## What needs to be done
Pull out every line of the listing below where "adaptar" appears.

# Start of Data extract

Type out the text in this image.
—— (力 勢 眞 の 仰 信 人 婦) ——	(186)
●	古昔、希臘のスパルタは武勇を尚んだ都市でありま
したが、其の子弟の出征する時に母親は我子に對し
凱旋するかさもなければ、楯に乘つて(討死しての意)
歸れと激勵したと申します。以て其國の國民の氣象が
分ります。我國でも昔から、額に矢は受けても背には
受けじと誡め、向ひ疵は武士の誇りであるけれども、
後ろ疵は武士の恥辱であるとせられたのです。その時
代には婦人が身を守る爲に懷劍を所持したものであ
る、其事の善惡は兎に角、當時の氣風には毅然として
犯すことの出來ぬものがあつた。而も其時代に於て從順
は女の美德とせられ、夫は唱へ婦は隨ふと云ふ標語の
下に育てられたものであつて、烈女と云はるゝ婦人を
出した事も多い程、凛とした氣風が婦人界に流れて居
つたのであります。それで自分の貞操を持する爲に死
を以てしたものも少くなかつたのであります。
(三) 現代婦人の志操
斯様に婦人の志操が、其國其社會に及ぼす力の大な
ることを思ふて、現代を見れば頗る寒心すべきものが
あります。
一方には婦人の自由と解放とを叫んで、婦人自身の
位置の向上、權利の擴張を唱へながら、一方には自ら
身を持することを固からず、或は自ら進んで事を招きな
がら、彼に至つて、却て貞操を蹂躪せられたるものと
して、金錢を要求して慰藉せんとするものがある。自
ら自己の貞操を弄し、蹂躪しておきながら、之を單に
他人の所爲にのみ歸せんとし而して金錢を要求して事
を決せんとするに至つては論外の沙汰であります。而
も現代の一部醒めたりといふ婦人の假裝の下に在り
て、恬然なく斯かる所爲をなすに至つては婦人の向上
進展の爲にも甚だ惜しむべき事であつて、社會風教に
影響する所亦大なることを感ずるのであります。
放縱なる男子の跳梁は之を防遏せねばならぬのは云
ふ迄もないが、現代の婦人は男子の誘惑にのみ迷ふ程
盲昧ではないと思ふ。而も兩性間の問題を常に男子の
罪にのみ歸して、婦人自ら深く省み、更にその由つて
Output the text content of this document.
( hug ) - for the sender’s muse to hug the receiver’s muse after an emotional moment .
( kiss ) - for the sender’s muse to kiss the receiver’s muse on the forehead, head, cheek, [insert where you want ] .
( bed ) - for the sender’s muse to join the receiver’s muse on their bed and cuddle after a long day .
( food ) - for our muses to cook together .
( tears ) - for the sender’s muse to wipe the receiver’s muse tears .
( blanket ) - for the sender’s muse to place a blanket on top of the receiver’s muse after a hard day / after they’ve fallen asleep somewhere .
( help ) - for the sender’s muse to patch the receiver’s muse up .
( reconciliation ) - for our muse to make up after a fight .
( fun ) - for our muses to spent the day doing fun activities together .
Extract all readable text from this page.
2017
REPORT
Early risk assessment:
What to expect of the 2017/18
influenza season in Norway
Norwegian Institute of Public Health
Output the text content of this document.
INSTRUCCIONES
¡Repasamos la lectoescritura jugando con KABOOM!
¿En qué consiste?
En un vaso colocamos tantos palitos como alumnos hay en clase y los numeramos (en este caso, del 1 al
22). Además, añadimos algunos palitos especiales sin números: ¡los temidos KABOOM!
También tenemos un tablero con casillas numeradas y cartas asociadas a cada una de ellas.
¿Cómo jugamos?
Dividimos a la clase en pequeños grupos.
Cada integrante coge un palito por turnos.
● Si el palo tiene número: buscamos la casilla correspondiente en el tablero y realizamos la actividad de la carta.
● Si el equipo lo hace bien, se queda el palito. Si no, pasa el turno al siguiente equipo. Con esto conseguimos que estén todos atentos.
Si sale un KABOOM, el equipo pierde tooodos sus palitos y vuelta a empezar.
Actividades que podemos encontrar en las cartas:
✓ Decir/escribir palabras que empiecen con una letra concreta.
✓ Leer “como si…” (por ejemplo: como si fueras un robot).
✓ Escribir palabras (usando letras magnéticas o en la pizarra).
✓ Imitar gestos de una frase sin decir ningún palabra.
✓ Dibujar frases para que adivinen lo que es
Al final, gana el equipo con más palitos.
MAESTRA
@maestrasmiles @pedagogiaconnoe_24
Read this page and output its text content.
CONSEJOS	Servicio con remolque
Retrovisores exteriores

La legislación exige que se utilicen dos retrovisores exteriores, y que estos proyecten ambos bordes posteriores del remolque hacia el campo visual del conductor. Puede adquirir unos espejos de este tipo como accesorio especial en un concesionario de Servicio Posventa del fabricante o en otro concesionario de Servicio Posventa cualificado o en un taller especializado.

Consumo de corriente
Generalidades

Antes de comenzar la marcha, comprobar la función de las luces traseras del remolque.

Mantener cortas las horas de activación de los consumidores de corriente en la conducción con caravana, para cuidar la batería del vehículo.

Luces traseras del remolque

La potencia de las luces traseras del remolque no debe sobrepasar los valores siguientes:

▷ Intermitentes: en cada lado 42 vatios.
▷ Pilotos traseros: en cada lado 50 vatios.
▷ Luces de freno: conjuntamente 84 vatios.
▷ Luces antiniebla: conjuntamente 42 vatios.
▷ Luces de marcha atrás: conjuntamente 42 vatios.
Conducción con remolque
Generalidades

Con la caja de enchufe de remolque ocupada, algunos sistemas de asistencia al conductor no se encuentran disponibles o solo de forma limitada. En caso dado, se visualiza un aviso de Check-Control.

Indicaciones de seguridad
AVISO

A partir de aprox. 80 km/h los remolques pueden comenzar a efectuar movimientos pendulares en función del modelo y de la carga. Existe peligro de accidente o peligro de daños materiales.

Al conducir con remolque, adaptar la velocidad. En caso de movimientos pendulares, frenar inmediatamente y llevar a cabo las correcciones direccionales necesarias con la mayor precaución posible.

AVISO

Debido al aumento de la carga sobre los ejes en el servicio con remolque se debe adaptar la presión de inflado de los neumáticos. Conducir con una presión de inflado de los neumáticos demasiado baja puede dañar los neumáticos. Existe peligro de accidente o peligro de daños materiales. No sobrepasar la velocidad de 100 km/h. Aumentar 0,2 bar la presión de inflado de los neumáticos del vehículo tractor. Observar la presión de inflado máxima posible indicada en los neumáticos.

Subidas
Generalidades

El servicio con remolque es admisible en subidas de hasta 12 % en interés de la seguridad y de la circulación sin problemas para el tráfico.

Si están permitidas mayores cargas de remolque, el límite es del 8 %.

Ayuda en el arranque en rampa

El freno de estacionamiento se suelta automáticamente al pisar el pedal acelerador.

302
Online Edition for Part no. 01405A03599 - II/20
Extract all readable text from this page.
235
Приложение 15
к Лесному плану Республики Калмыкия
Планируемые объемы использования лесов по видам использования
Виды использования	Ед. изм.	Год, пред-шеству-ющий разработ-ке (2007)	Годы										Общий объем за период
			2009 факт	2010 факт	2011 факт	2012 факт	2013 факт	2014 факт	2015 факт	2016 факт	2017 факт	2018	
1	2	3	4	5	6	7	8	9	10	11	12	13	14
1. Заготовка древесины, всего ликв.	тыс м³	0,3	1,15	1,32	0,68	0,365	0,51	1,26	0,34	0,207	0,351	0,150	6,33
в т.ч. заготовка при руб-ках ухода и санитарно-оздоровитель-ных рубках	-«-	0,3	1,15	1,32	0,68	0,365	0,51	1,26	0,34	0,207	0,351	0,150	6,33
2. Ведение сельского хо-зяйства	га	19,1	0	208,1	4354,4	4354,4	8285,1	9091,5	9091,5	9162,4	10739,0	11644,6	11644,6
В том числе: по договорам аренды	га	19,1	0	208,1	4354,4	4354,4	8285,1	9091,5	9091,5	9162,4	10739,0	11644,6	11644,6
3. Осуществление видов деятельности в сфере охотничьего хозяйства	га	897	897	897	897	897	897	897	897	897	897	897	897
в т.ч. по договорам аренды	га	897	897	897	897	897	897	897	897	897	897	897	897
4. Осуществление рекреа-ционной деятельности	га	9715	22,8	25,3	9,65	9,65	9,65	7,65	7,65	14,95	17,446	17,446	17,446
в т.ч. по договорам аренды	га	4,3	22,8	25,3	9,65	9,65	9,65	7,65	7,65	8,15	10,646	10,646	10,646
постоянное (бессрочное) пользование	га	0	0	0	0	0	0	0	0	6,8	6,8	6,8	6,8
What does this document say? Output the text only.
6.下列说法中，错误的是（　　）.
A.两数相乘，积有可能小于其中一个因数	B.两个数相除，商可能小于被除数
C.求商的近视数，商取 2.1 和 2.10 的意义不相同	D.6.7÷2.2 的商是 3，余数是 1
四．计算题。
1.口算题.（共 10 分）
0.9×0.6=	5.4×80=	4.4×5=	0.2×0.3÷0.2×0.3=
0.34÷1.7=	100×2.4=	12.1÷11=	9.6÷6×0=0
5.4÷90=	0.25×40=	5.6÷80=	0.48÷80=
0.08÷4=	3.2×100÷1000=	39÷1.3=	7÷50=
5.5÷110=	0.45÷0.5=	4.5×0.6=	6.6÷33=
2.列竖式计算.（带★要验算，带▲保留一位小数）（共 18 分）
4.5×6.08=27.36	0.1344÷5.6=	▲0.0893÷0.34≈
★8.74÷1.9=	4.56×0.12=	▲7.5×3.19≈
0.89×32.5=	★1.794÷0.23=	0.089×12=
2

# End of Data extract

## Correct output
Al conducir con remolque, adaptar la velocidad. En caso de movimientos pendulares, frenar inmediatamente y llevar a cabo las correcciones direccionales necesarias con la mayor precaución posible.
Debido al aumento de la carga sobre los ejes en el servicio con remolque se debe adaptar la presión de inflado de los neumáticos. Conducir con una presión de inflado de los neumáticos demasiado baja puede dañar los neumáticos. Existe peligro de accidente o peligro de daños materiales. No sobrepasar la velocidad de 100 km/h. Aumentar 0,2 bar la presión de inflado de los neumáticos del vehículo tractor. Observar la presión de inflado máxima posible indicada en los neumáticos.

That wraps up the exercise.